- [Stated exercise a]: In the match report, who collected the Football Writers’ Association player of the year award?

David Raya’s hands, Arsenal’s title race. On a raw night at the London Stadium, those two things felt indistinguishable.

A few hours after Bruno Fernandes collected the Football Writers’ Association player of the year award, two of the campaign’s quiet giants – Declan Rice and, more decisively here, Raya – offered a reminder that Arsenal’s season has never been about one headline act. Rice has been the emotional metronome of this push for a Premier League and Champions League double. Raya, more understated, chose east London to make his case.

The moment came late, with Arsenal swaying. Mateus Fernandes sliced through them, exchanging a crisp one-two with Pablo and bursting clear, the goal yawning. The stadium inhaled. This looked like the point where the title dream slipped, again, through Arsenal fingers.

Raya refused to blink.

He stood up, held his line, and then exploded into the save – a technically perfect, one-on-one block that felt like it carried the weight of 22 barren years. Arsenal clung to the platform he had given them and dragged three precious points out of a game that threatened to turn poisonous. The margin between a title challenge and another chapter of regret came down to the span of his outstretched arm.

For all the talk of playmakers and goalscorers, Arsenal’s season may yet be defined by the man in gloves.

Fury, VAR and a brutal twist for West Ham

The final whistle brought a different noise. Boos crashed around the London Stadium as West Ham’s players made a beeline for Chris Kavanagh. The anger had been brewing since stoppage time, when chaos engulfed the Arsenal box.

Raya, hero minutes earlier, flapped at a corner. The ball dropped to Callum Wilson, who reacted in a flash. His snapshot ripped into the net and detonated home celebrations. A point salvaged. Arsenal punished. A resolute West Ham performance rewarded.

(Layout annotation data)
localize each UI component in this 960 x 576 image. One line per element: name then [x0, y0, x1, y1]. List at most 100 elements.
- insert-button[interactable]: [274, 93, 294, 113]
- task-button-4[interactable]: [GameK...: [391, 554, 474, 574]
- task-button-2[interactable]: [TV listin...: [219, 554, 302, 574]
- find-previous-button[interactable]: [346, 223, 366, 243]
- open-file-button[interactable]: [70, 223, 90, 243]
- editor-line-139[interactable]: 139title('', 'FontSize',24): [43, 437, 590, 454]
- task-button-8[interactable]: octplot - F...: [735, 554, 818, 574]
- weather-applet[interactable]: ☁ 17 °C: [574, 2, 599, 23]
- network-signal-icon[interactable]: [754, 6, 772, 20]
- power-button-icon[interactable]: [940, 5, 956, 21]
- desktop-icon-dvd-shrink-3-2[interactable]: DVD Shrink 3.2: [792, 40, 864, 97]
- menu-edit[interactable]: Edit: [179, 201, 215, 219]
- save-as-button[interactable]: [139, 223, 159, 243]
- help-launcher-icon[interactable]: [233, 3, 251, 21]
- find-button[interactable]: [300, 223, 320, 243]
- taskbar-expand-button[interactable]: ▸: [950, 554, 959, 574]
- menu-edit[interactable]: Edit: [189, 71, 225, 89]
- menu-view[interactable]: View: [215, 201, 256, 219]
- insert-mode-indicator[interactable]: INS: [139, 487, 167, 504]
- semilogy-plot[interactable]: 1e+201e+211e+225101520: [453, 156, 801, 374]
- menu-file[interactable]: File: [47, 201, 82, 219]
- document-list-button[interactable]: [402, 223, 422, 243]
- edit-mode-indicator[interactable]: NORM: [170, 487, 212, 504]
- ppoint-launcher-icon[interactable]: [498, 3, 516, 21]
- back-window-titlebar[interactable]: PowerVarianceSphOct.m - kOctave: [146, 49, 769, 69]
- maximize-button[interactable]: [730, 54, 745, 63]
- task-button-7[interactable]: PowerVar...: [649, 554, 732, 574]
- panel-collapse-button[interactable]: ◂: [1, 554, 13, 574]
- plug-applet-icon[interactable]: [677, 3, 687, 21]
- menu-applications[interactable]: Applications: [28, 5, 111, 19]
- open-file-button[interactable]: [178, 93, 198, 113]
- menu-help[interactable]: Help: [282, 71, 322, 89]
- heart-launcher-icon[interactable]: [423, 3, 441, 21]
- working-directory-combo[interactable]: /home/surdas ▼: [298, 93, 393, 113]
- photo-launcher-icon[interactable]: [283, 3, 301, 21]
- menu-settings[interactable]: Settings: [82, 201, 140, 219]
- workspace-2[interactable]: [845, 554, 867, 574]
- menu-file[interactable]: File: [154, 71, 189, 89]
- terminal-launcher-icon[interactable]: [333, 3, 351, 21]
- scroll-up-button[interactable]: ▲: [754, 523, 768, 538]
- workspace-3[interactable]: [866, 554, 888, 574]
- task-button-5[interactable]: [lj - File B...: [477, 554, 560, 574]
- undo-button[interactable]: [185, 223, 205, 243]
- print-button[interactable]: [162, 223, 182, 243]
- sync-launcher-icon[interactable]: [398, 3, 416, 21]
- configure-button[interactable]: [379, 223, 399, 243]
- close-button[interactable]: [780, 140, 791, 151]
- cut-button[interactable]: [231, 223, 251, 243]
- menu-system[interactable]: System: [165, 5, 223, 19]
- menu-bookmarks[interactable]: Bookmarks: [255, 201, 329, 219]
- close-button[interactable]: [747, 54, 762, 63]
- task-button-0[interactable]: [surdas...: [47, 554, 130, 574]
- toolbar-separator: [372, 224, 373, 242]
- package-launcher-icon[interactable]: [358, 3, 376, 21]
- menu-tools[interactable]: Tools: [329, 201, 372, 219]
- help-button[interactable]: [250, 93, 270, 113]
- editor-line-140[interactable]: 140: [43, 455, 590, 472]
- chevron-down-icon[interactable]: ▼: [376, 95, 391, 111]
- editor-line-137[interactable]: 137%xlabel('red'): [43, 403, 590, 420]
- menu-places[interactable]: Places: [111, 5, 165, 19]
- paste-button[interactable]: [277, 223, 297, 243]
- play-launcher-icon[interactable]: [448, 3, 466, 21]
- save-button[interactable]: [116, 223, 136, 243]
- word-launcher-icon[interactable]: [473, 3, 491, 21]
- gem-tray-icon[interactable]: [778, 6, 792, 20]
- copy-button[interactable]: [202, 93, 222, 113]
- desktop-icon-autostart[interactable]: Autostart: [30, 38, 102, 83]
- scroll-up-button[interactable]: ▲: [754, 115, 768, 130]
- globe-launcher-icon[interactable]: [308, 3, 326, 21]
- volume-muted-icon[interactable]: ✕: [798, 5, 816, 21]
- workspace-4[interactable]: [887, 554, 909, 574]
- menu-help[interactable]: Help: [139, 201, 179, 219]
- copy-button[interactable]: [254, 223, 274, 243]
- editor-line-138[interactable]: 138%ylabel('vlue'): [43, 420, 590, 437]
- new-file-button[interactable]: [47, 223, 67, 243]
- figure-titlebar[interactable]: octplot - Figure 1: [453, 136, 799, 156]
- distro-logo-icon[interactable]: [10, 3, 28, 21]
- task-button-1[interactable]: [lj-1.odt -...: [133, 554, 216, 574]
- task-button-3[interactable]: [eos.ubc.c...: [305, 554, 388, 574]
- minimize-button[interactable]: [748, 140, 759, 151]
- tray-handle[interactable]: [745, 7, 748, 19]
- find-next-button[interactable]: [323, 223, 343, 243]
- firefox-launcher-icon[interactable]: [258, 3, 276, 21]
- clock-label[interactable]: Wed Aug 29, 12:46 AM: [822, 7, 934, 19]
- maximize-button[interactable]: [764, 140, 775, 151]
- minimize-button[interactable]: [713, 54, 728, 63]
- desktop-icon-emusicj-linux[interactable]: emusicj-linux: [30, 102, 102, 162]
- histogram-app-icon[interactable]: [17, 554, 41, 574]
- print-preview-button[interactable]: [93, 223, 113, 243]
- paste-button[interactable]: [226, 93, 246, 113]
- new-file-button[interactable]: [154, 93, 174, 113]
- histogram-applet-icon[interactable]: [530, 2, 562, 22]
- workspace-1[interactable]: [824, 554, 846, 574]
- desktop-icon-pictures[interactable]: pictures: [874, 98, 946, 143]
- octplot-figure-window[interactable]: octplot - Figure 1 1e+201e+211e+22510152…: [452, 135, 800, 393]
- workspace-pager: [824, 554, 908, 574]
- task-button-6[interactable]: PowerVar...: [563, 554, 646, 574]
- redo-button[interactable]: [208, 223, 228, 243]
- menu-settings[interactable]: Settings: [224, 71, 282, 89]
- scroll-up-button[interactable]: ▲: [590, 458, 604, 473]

- [Stated exercise b]: In the listing, starting at its first line and ending at the line containing "- task-button-4[interactable]: [GameK...: [391, 554, 474, 574]", change "component" to "control". Give back only those lines, with nothing else altered.

- [Written response a]: Bruno Fernandes

- [Written response b]:
localize each UI control in this 960 x 576 image. One line per element: name then [x0, y0, x1, y1]. List at most 100 elements.
- insert-button[interactable]: [274, 93, 294, 113]
- task-button-4[interactable]: [GameK...: [391, 554, 474, 574]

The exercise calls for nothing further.